** BEGIN RECORDS PROVIDED **
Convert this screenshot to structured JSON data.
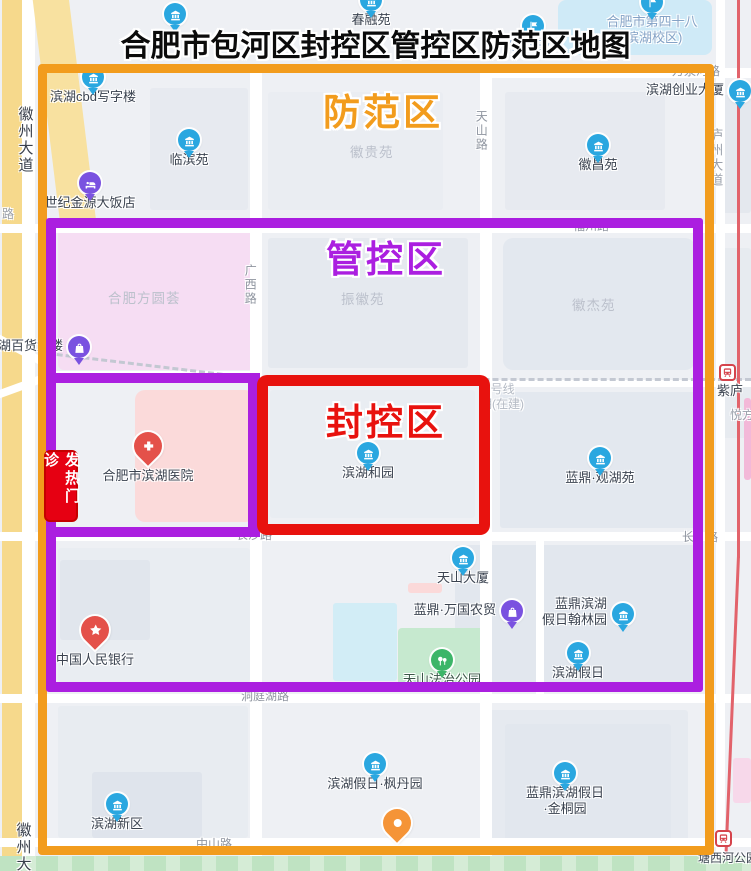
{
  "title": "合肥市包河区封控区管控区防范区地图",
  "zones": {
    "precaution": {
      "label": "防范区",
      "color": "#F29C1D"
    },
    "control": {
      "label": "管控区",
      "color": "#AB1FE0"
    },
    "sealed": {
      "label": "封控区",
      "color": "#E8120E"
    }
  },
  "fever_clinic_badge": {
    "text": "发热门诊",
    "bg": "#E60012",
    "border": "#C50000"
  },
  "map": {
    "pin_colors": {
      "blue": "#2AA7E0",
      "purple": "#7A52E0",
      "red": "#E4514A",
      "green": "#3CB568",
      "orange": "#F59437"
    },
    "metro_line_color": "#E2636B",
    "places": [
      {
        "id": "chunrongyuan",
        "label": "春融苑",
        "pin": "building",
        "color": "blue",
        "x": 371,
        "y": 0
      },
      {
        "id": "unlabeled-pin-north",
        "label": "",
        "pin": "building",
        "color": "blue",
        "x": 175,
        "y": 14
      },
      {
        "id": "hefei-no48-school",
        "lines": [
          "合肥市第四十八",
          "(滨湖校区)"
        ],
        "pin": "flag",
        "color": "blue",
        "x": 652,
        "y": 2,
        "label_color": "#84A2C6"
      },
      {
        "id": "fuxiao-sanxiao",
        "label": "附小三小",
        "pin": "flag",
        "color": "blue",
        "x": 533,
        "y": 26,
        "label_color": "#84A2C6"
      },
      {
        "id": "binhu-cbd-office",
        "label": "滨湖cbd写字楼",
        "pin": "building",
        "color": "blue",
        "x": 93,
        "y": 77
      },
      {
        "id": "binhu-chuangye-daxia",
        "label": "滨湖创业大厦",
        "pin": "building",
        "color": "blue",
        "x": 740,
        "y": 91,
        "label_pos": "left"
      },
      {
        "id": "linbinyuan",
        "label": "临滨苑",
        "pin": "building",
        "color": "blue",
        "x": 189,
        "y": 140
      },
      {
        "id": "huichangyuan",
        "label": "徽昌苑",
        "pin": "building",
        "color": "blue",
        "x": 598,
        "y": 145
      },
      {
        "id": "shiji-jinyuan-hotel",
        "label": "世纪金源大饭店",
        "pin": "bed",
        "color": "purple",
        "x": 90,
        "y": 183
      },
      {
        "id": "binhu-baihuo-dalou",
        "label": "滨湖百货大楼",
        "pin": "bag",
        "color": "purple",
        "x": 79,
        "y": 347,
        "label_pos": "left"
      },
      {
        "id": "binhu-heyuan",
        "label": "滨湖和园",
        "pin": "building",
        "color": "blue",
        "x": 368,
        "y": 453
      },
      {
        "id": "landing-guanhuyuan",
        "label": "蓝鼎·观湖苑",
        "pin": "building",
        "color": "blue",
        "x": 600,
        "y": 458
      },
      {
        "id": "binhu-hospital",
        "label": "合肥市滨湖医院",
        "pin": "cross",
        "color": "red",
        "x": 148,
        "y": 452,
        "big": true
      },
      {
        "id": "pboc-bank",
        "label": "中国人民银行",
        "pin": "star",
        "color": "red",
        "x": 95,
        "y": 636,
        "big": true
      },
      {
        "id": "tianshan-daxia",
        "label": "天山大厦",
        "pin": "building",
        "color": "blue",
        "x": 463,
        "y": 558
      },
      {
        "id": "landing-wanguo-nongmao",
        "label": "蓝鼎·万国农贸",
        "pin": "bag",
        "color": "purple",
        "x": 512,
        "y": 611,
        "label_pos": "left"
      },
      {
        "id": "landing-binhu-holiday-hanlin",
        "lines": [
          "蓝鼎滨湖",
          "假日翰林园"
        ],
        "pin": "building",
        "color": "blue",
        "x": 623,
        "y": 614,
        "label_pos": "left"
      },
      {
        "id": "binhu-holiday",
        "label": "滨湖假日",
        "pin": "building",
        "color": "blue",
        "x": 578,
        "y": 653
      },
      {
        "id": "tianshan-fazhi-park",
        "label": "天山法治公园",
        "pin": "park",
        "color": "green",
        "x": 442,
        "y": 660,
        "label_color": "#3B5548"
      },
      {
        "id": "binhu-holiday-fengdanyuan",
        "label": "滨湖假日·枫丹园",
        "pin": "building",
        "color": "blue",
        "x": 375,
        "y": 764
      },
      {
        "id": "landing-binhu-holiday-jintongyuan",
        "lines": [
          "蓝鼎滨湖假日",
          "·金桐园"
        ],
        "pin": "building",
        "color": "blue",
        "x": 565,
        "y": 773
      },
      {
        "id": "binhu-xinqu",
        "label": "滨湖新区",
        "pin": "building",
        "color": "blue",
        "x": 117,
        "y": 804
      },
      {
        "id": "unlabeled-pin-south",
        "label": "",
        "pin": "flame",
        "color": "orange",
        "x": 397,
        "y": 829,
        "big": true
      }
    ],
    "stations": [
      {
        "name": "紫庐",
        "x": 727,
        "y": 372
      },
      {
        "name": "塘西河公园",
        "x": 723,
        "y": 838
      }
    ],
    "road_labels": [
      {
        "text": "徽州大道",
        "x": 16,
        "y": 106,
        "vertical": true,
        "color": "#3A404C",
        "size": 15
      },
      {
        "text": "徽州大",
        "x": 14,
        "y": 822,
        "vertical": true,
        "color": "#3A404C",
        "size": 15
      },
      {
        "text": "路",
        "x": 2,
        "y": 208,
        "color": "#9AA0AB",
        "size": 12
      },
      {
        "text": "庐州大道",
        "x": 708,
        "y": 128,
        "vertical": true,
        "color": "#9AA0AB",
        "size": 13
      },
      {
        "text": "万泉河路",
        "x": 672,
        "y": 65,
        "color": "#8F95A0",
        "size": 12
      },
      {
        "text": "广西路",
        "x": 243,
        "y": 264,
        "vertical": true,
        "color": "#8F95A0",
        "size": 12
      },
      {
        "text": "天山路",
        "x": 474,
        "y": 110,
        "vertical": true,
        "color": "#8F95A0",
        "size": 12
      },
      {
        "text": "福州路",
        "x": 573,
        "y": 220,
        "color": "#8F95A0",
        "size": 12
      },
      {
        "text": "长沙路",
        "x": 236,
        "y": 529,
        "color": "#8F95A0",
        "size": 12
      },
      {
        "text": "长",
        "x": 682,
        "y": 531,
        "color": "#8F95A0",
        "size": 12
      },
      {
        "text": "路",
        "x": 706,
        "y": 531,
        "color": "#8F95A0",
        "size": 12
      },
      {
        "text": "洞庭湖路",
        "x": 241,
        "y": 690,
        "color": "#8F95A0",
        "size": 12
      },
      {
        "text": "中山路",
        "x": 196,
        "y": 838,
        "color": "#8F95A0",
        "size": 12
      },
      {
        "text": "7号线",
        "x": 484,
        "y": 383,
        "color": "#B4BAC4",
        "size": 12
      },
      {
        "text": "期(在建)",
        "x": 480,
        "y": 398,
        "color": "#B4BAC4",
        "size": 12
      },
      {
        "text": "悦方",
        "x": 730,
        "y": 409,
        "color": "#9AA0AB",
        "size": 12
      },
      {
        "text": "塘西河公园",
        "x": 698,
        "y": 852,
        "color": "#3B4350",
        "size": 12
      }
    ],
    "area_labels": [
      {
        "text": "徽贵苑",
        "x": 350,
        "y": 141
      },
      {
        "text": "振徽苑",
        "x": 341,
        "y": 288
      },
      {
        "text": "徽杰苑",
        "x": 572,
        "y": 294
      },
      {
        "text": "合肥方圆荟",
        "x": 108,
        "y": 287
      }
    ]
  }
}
** END RECORDS PROVIDED **
EXERCISE => How many lines in these entries hold the string "unlabeled"? Answer with the number alone.

CORRECT OUTPUT => 2